## What is asked
Write out the material exactly, leaving every picture behind.

## Data section
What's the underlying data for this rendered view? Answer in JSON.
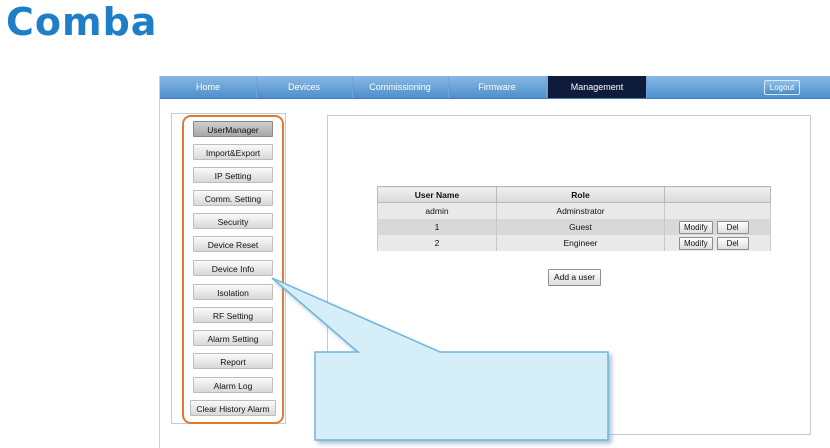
{
  "brand": {
    "logo_text": "Comba",
    "color": "#1e7fc6"
  },
  "topnav": {
    "items": [
      {
        "label": "Home"
      },
      {
        "label": "Devices"
      },
      {
        "label": "Commissioning"
      },
      {
        "label": "Firmware"
      },
      {
        "label": "Management",
        "active": true
      }
    ],
    "logout_label": "Logout"
  },
  "sidebar": {
    "items": [
      {
        "label": "UserManager",
        "active": true
      },
      {
        "label": "Import&Export"
      },
      {
        "label": "IP Setting"
      },
      {
        "label": "Comm. Setting"
      },
      {
        "label": "Security"
      },
      {
        "label": "Device Reset"
      },
      {
        "label": "Device Info"
      },
      {
        "label": "Isolation"
      },
      {
        "label": "RF Setting"
      },
      {
        "label": "Alarm Setting"
      },
      {
        "label": "Report"
      },
      {
        "label": "Alarm Log"
      },
      {
        "label": "Clear History Alarm"
      }
    ],
    "highlight_color": "#e07b2e"
  },
  "user_table": {
    "headers": [
      "User Name",
      "Role",
      ""
    ],
    "rows": [
      {
        "name": "admin",
        "role": "Adminstrator"
      },
      {
        "name": "1",
        "role": "Guest",
        "modify_label": "Modify",
        "del_label": "Del"
      },
      {
        "name": "2",
        "role": "Engineer",
        "modify_label": "Modify",
        "del_label": "Del"
      }
    ]
  },
  "add_user_label": "Add a user",
  "callout": {
    "fill": "#d6eef8",
    "stroke": "#6fb6dc"
  }
}
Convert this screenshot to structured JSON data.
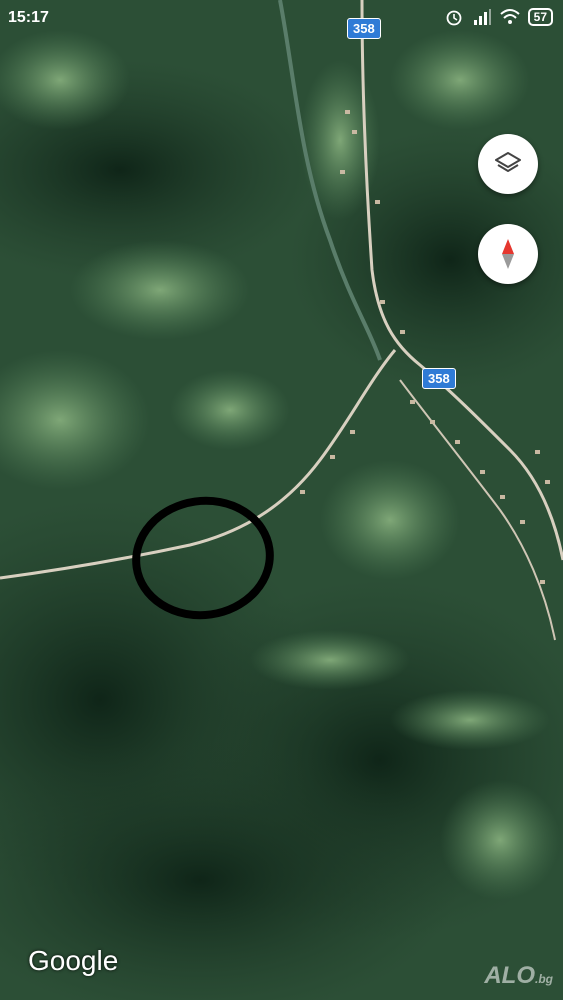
{
  "status_bar": {
    "time": "15:17",
    "battery": "57",
    "icons": [
      "alarm-icon",
      "signal-icon",
      "wifi-icon"
    ]
  },
  "map": {
    "type": "satellite",
    "road_labels": [
      "358",
      "358"
    ],
    "colors": {
      "forest_dark": "#1f3a28",
      "forest": "#2f5a3a",
      "meadow": "#6f9a6a",
      "road": "#d8d0c0",
      "shield": "#2f7bd6",
      "marker_circle": "#000000"
    }
  },
  "controls": {
    "layers_icon": "layers-icon",
    "compass_icon": "compass-icon"
  },
  "attribution": {
    "provider": "Google"
  },
  "watermark": {
    "brand": "ALO",
    "suffix": ".bg"
  }
}
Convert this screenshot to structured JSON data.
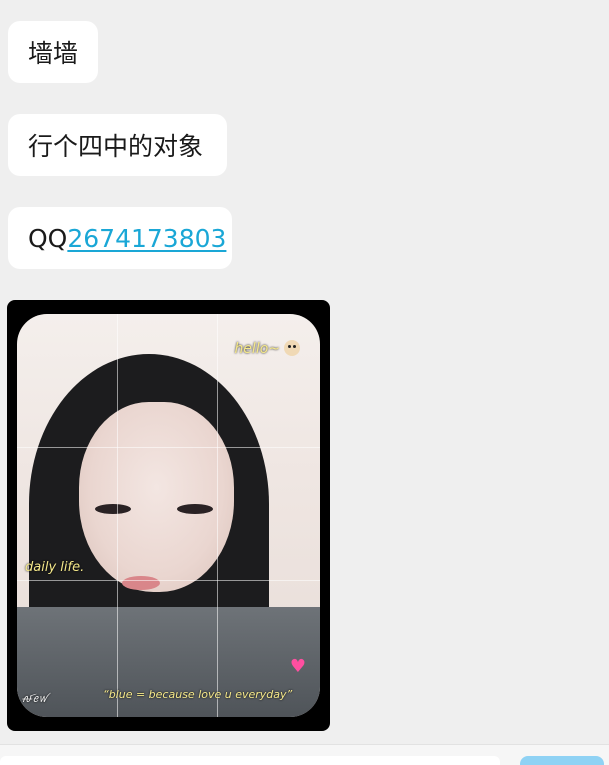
{
  "messages": [
    {
      "text": "墙墙"
    },
    {
      "text": "行个四中的对象"
    },
    {
      "prefix": "QQ",
      "link": "2674173803"
    }
  ],
  "photo": {
    "overlay": {
      "hello": "hello~",
      "daily": "daily life.",
      "caption": "“blue = because love u everyday”",
      "corner": "ꫛꫀꪝ"
    },
    "icons": [
      "dog-emoji-icon",
      "heart-emoji-icon"
    ]
  },
  "colors": {
    "background": "#efefef",
    "bubble": "#ffffff",
    "link": "#1aa7d6",
    "send_button": "#8fd2f4"
  }
}
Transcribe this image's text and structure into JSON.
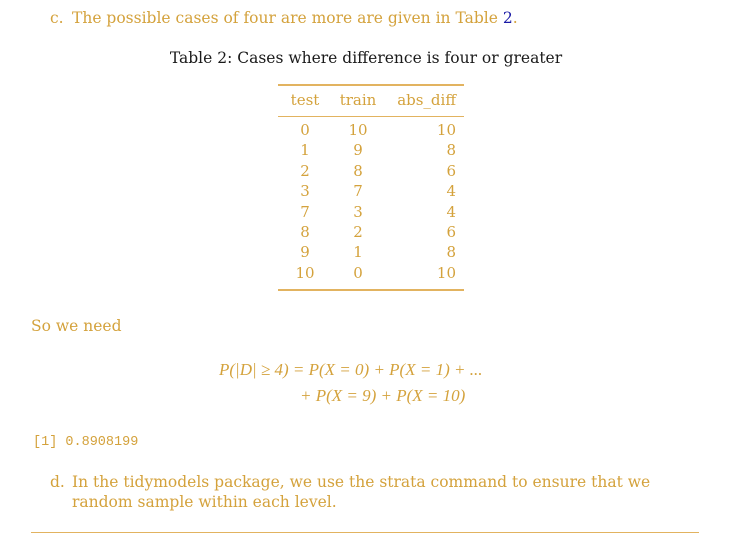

## Response to this exercise
What's the underlying data for this rendered view? Answer in JSON.
{
  "brand": {
    "logo_text": "Comba",
    "color": "#1e7fc6"
  },
  "topnav": {
    "items": [
      {
        "label": "Home"
      },
      {
        "label": "Devices"
      },
      {
        "label": "Commissioning"
      },
      {
        "label": "Firmware"
      },
      {
        "label": "Management",
        "active": true
      }
    ],
    "logout_label": "Logout"
  },
  "sidebar": {
    "items": [
      {
        "label": "UserManager",
        "active": true
      },
      {
        "label": "Import&Export"
      },
      {
        "label": "IP Setting"
      },
      {
        "label": "Comm. Setting"
      },
      {
        "label": "Security"
      },
      {
        "label": "Device Reset"
      },
      {
        "label": "Device Info"
      },
      {
        "label": "Isolation"
      },
      {
        "label": "RF Setting"
      },
      {
        "label": "Alarm Setting"
      },
      {
        "label": "Report"
      },
      {
        "label": "Alarm Log"
      },
      {
        "label": "Clear History Alarm"
      }
    ],
    "highlight_color": "#e07b2e"
  },
  "user_table": {
    "headers": [
      "User Name",
      "Role",
      ""
    ],
    "rows": [
      {
        "name": "admin",
        "role": "Adminstrator"
      },
      {
        "name": "1",
        "role": "Guest",
        "modify_label": "Modify",
        "del_label": "Del"
      },
      {
        "name": "2",
        "role": "Engineer",
        "modify_label": "Modify",
        "del_label": "Del"
      }
    ]
  },
  "add_user_label": "Add a user",
  "callout": {
    "fill": "#d6eef8",
    "stroke": "#6fb6dc"
  }
}
Convert this screenshot to structured JSON data.
{
  "status_bar": {
    "time": "15:17",
    "battery": "57",
    "icons": [
      "alarm-icon",
      "signal-icon",
      "wifi-icon"
    ]
  },
  "map": {
    "type": "satellite",
    "road_labels": [
      "358",
      "358"
    ],
    "colors": {
      "forest_dark": "#1f3a28",
      "forest": "#2f5a3a",
      "meadow": "#6f9a6a",
      "road": "#d8d0c0",
      "shield": "#2f7bd6",
      "marker_circle": "#000000"
    }
  },
  "controls": {
    "layers_icon": "layers-icon",
    "compass_icon": "compass-icon"
  },
  "attribution": {
    "provider": "Google"
  },
  "watermark": {
    "brand": "ALO",
    "suffix": ".bg"
  }
}
Convert this screenshot to structured JSON data.
{
  "messages": [
    {
      "text": "墙墙"
    },
    {
      "text": "行个四中的对象"
    },
    {
      "prefix": "QQ",
      "link": "2674173803"
    }
  ],
  "photo": {
    "overlay": {
      "hello": "hello~",
      "daily": "daily life.",
      "caption": "“blue = because love u everyday”",
      "corner": "ꫛꫀꪝ"
    },
    "icons": [
      "dog-emoji-icon",
      "heart-emoji-icon"
    ]
  },
  "colors": {
    "background": "#efefef",
    "bubble": "#ffffff",
    "link": "#1aa7d6",
    "send_button": "#8fd2f4"
  }
}
Transcribe this image's text and structure into JSON.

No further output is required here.